◆ **Requirements**
Reproduce each of the rows below character for character, with nothing added or left out.

◆ **Data to process**
╭──
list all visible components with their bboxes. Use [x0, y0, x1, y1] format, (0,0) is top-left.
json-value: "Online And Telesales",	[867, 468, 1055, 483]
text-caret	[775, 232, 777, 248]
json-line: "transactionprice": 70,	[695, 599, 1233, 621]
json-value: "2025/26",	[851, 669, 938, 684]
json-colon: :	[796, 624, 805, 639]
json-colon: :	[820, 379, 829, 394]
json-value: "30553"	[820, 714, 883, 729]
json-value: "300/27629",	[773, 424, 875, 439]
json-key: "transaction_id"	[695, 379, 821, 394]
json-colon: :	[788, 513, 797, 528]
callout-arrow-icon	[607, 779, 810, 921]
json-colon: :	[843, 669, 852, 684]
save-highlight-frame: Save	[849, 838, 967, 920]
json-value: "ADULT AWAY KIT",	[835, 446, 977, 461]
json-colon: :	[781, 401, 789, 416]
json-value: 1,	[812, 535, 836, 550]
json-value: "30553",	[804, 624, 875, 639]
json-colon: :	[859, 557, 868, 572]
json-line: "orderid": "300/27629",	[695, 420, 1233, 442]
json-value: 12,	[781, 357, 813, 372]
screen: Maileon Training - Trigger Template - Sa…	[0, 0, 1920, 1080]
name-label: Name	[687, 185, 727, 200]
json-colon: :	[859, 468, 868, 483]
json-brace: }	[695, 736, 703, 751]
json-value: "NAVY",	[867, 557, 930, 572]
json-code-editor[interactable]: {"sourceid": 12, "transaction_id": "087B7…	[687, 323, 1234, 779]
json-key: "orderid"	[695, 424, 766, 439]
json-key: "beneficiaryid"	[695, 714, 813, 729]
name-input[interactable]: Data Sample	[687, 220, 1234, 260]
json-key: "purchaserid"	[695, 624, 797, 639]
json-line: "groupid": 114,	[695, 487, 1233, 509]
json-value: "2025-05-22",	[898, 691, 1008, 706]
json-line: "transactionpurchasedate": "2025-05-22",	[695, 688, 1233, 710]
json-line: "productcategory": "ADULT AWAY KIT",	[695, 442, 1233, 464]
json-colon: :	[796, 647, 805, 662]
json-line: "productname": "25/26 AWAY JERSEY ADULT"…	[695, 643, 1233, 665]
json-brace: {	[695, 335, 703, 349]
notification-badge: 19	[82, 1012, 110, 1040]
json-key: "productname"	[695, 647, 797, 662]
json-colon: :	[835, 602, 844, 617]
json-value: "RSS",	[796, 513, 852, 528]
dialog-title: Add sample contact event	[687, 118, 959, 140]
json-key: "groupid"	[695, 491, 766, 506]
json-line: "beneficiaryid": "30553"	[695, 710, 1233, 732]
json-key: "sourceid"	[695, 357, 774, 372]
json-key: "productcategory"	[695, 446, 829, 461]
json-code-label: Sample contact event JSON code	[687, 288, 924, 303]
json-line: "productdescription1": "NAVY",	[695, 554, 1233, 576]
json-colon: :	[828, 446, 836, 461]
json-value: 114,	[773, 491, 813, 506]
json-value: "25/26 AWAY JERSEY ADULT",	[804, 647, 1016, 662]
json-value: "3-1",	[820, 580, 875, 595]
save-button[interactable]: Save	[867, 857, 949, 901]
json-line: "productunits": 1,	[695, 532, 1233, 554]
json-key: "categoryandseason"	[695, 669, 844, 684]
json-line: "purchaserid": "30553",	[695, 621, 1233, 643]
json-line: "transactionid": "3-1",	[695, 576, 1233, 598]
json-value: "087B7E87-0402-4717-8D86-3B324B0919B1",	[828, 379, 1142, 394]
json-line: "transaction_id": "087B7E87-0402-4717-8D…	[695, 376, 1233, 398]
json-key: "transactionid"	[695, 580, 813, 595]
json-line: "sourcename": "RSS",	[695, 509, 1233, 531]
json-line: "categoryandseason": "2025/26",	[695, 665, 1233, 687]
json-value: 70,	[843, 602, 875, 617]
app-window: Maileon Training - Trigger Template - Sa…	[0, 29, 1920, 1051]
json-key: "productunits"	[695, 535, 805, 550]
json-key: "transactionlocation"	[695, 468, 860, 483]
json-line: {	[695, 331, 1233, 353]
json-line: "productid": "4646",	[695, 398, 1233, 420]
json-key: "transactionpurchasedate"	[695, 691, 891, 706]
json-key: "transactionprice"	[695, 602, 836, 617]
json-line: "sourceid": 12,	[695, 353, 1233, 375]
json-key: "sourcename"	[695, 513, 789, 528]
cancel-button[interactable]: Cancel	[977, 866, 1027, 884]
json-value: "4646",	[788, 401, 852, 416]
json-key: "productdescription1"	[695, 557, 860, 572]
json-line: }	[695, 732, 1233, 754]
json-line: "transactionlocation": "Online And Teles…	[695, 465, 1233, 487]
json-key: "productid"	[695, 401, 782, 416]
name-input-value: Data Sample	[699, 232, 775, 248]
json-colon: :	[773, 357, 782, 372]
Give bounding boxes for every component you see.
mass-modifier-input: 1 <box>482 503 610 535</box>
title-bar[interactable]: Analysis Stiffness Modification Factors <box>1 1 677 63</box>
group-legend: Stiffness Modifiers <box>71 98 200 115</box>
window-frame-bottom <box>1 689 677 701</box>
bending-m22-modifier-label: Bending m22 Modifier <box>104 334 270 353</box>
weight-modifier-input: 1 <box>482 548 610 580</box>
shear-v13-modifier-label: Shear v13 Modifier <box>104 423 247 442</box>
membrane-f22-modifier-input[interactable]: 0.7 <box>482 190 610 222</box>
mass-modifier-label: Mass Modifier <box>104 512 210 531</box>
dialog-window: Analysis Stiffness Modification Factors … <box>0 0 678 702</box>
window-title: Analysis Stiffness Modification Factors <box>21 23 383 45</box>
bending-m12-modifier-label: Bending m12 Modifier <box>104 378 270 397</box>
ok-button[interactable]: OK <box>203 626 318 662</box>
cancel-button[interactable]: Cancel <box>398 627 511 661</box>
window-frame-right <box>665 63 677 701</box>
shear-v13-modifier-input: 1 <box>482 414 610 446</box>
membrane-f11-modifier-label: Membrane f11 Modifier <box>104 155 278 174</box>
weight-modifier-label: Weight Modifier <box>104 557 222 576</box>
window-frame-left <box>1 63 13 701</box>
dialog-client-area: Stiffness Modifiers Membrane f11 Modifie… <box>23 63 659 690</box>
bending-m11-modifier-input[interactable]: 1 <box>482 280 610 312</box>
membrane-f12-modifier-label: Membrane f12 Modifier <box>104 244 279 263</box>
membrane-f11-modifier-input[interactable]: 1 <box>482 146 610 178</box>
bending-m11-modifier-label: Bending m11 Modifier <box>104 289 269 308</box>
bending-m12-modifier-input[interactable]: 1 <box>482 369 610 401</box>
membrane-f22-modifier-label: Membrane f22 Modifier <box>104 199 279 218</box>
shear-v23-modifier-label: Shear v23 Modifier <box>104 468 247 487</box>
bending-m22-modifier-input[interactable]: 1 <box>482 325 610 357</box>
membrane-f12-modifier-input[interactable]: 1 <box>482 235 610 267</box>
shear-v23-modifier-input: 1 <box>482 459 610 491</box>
╰──
◆ **Finished answer**
list all visible components with their bboxes. Use [x0, y0, x1, y1] format, (0,0) is top-left.
json-value: "Online And Telesales",	[867, 468, 1055, 483]
text-caret	[775, 232, 777, 248]
json-line: "transactionprice": 70,	[695, 599, 1233, 621]
json-value: "2025/26",	[851, 669, 938, 684]
json-colon: :	[796, 624, 805, 639]
json-colon: :	[820, 379, 829, 394]
json-value: "30553"	[820, 714, 883, 729]
json-value: "300/27629",	[773, 424, 875, 439]
json-key: "transaction_id"	[695, 379, 821, 394]
json-colon: :	[788, 513, 797, 528]
callout-arrow-icon	[607, 779, 810, 921]
json-colon: :	[843, 669, 852, 684]
save-highlight-frame: Save	[849, 838, 967, 920]
json-value: "ADULT AWAY KIT",	[835, 446, 977, 461]
json-colon: :	[781, 401, 789, 416]
json-value: 1,	[812, 535, 836, 550]
json-value: "30553",	[804, 624, 875, 639]
json-colon: :	[859, 557, 868, 572]
json-line: "orderid": "300/27629",	[695, 420, 1233, 442]
json-value: 12,	[781, 357, 813, 372]
screen: Maileon Training - Trigger Template - Sa…	[0, 0, 1920, 1080]
name-label: Name	[687, 185, 727, 200]
json-colon: :	[859, 468, 868, 483]
json-brace: }	[695, 736, 703, 751]
json-value: "NAVY",	[867, 557, 930, 572]
json-code-editor[interactable]: {"sourceid": 12, "transaction_id": "087B7…	[687, 323, 1234, 779]
json-key: "orderid"	[695, 424, 766, 439]
json-key: "beneficiaryid"	[695, 714, 813, 729]
name-input[interactable]: Data Sample	[687, 220, 1234, 260]
json-key: "purchaserid"	[695, 624, 797, 639]
json-line: "groupid": 114,	[695, 487, 1233, 509]
json-value: "2025-05-22",	[898, 691, 1008, 706]
json-line: "transactionpurchasedate": "2025-05-22",	[695, 688, 1233, 710]
json-line: "productcategory": "ADULT AWAY KIT",	[695, 442, 1233, 464]
json-colon: :	[796, 647, 805, 662]
json-line: "productname": "25/26 AWAY JERSEY ADULT"…	[695, 643, 1233, 665]
json-brace: {	[695, 335, 703, 349]
notification-badge: 19	[82, 1012, 110, 1040]
json-key: "productname"	[695, 647, 797, 662]
json-colon: :	[835, 602, 844, 617]
json-value: "RSS",	[796, 513, 852, 528]
dialog-title: Add sample contact event	[687, 118, 959, 140]
json-key: "groupid"	[695, 491, 766, 506]
json-line: "beneficiaryid": "30553"	[695, 710, 1233, 732]
json-key: "sourceid"	[695, 357, 774, 372]
json-key: "productcategory"	[695, 446, 829, 461]
json-code-label: Sample contact event JSON code	[687, 288, 924, 303]
json-line: "productdescription1": "NAVY",	[695, 554, 1233, 576]
json-colon: :	[828, 446, 836, 461]
json-value: 114,	[773, 491, 813, 506]
json-value: "25/26 AWAY JERSEY ADULT",	[804, 647, 1016, 662]
json-value: "3-1",	[820, 580, 875, 595]
save-button[interactable]: Save	[867, 857, 949, 901]
json-line: "productunits": 1,	[695, 532, 1233, 554]
json-key: "categoryandseason"	[695, 669, 844, 684]
json-line: "purchaserid": "30553",	[695, 621, 1233, 643]
json-line: "transactionid": "3-1",	[695, 576, 1233, 598]
json-value: "087B7E87-0402-4717-8D86-3B324B0919B1",	[828, 379, 1142, 394]
json-line: "transaction_id": "087B7E87-0402-4717-8D…	[695, 376, 1233, 398]
json-key: "transactionid"	[695, 580, 813, 595]
json-line: "sourcename": "RSS",	[695, 509, 1233, 531]
json-line: "categoryandseason": "2025/26",	[695, 665, 1233, 687]
json-value: 70,	[843, 602, 875, 617]
app-window: Maileon Training - Trigger Template - Sa…	[0, 29, 1920, 1051]
json-key: "productunits"	[695, 535, 805, 550]
json-key: "transactionlocation"	[695, 468, 860, 483]
json-line: {	[695, 331, 1233, 353]
json-line: "productid": "4646",	[695, 398, 1233, 420]
json-key: "transactionpurchasedate"	[695, 691, 891, 706]
json-key: "transactionprice"	[695, 602, 836, 617]
json-line: "sourceid": 12,	[695, 353, 1233, 375]
json-key: "sourcename"	[695, 513, 789, 528]
cancel-button[interactable]: Cancel	[977, 866, 1027, 884]
json-value: "4646",	[788, 401, 852, 416]
json-key: "productdescription1"	[695, 557, 860, 572]
json-line: }	[695, 732, 1233, 754]
json-line: "transactionlocation": "Online And Teles…	[695, 465, 1233, 487]
json-key: "productid"	[695, 401, 782, 416]
name-input-value: Data Sample	[699, 232, 775, 248]
json-colon: :	[773, 357, 782, 372]
Give bounding boxes for every component you see.
mass-modifier-input: 1 <box>482 503 610 535</box>
title-bar[interactable]: Analysis Stiffness Modification Factors <box>1 1 677 63</box>
group-legend: Stiffness Modifiers <box>71 98 200 115</box>
window-frame-bottom <box>1 689 677 701</box>
bending-m22-modifier-label: Bending m22 Modifier <box>104 334 270 353</box>
weight-modifier-input: 1 <box>482 548 610 580</box>
shear-v13-modifier-label: Shear v13 Modifier <box>104 423 247 442</box>
membrane-f22-modifier-input[interactable]: 0.7 <box>482 190 610 222</box>
mass-modifier-label: Mass Modifier <box>104 512 210 531</box>
dialog-window: Analysis Stiffness Modification Factors … <box>0 0 678 702</box>
window-title: Analysis Stiffness Modification Factors <box>21 23 383 45</box>
bending-m12-modifier-label: Bending m12 Modifier <box>104 378 270 397</box>
ok-button[interactable]: OK <box>203 626 318 662</box>
cancel-button[interactable]: Cancel <box>398 627 511 661</box>
window-frame-right <box>665 63 677 701</box>
shear-v13-modifier-input: 1 <box>482 414 610 446</box>
membrane-f11-modifier-label: Membrane f11 Modifier <box>104 155 278 174</box>
weight-modifier-label: Weight Modifier <box>104 557 222 576</box>
window-frame-left <box>1 63 13 701</box>
dialog-client-area: Stiffness Modifiers Membrane f11 Modifie… <box>23 63 659 690</box>
bending-m11-modifier-input[interactable]: 1 <box>482 280 610 312</box>
membrane-f12-modifier-label: Membrane f12 Modifier <box>104 244 279 263</box>
membrane-f11-modifier-input[interactable]: 1 <box>482 146 610 178</box>
bending-m11-modifier-label: Bending m11 Modifier <box>104 289 269 308</box>
bending-m12-modifier-input[interactable]: 1 <box>482 369 610 401</box>
membrane-f22-modifier-label: Membrane f22 Modifier <box>104 199 279 218</box>
shear-v23-modifier-label: Shear v23 Modifier <box>104 468 247 487</box>
bending-m22-modifier-input[interactable]: 1 <box>482 325 610 357</box>
membrane-f12-modifier-input[interactable]: 1 <box>482 235 610 267</box>
shear-v23-modifier-input: 1 <box>482 459 610 491</box>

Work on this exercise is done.